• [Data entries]

[Start]

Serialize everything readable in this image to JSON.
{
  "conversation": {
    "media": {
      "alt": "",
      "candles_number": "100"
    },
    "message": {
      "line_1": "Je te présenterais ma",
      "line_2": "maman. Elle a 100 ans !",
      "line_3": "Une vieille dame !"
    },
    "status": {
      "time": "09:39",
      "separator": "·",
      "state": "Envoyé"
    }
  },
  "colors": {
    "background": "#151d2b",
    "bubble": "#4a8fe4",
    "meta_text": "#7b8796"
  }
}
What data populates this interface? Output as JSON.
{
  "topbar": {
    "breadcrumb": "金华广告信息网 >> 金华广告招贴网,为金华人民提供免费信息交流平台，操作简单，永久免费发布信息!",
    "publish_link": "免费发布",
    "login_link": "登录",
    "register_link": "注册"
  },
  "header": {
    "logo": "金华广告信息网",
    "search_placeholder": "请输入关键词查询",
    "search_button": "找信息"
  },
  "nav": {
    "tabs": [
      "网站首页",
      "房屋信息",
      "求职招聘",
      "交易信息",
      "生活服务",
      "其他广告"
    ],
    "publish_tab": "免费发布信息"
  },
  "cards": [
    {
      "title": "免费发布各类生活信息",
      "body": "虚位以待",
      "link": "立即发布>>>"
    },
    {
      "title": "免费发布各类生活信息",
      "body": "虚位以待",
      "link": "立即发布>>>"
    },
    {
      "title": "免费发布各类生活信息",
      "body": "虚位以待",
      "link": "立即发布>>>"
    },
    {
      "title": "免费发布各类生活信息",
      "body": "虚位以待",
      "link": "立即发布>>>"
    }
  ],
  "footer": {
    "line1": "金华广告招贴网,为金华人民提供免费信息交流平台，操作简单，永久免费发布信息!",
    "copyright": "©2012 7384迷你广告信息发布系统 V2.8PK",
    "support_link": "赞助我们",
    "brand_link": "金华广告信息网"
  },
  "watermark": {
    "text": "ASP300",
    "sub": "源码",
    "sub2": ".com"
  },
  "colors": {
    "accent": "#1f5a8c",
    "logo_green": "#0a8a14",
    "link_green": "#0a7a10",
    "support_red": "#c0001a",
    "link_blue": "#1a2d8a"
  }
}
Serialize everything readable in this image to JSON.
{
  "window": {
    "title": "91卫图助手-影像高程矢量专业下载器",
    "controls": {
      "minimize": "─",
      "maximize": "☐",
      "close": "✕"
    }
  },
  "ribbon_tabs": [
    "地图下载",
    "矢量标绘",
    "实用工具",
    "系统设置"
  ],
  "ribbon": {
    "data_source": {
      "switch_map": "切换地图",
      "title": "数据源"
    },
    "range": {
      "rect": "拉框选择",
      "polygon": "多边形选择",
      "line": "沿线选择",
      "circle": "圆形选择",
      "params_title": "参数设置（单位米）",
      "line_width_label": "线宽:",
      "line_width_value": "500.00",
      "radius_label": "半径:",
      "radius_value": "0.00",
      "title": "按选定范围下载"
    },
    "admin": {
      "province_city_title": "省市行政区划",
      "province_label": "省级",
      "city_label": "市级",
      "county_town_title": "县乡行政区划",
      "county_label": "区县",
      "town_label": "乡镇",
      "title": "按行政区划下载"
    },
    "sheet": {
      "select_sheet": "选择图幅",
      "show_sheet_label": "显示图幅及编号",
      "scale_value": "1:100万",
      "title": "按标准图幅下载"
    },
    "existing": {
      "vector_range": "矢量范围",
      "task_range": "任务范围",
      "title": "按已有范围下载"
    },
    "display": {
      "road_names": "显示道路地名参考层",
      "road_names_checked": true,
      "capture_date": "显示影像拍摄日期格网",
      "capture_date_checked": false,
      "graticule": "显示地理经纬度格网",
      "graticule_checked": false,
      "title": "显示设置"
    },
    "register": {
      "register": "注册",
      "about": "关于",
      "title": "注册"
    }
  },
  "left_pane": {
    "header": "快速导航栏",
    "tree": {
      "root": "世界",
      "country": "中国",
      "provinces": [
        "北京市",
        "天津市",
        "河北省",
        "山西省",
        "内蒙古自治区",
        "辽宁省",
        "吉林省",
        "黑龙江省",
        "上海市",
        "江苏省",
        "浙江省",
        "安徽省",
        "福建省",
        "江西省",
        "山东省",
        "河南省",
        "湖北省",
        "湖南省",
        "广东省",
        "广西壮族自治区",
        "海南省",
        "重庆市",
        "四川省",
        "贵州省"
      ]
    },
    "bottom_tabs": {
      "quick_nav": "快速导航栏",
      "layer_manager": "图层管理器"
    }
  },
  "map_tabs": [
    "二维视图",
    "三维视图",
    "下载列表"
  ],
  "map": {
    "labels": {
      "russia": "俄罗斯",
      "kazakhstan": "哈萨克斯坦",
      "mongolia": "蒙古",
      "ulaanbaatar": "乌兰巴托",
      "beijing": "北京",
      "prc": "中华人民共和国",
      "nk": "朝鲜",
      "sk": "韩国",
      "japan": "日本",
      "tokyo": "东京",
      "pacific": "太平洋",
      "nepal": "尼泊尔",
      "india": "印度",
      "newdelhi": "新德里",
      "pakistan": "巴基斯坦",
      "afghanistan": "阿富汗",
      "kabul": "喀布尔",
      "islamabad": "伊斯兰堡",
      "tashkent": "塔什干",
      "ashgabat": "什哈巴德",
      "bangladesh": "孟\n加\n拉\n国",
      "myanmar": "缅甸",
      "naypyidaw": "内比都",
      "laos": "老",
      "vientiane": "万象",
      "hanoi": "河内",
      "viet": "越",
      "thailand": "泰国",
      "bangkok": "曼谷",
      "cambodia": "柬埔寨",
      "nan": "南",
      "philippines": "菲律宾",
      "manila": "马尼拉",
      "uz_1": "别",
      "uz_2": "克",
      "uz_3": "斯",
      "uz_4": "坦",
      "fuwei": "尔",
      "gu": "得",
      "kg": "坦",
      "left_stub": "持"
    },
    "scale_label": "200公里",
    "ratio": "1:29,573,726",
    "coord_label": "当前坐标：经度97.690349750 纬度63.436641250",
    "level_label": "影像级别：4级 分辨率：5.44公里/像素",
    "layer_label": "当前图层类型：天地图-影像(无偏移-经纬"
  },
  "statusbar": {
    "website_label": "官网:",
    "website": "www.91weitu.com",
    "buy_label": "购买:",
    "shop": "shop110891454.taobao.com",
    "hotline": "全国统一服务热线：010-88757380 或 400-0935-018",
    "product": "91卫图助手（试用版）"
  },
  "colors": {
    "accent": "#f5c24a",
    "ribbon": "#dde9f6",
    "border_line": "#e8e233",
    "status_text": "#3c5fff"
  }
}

[End]

• [What you will do]
Copy all lines from the material that include "金华广告信息网".

• [The response]
    "breadcrumb": "金华广告信息网 >> 金华广告招贴网,为金华人民提供免费信息交流平台，操作简单，永久免费发布信息!",
    "logo": "金华广告信息网",
    "brand_link": "金华广告信息网"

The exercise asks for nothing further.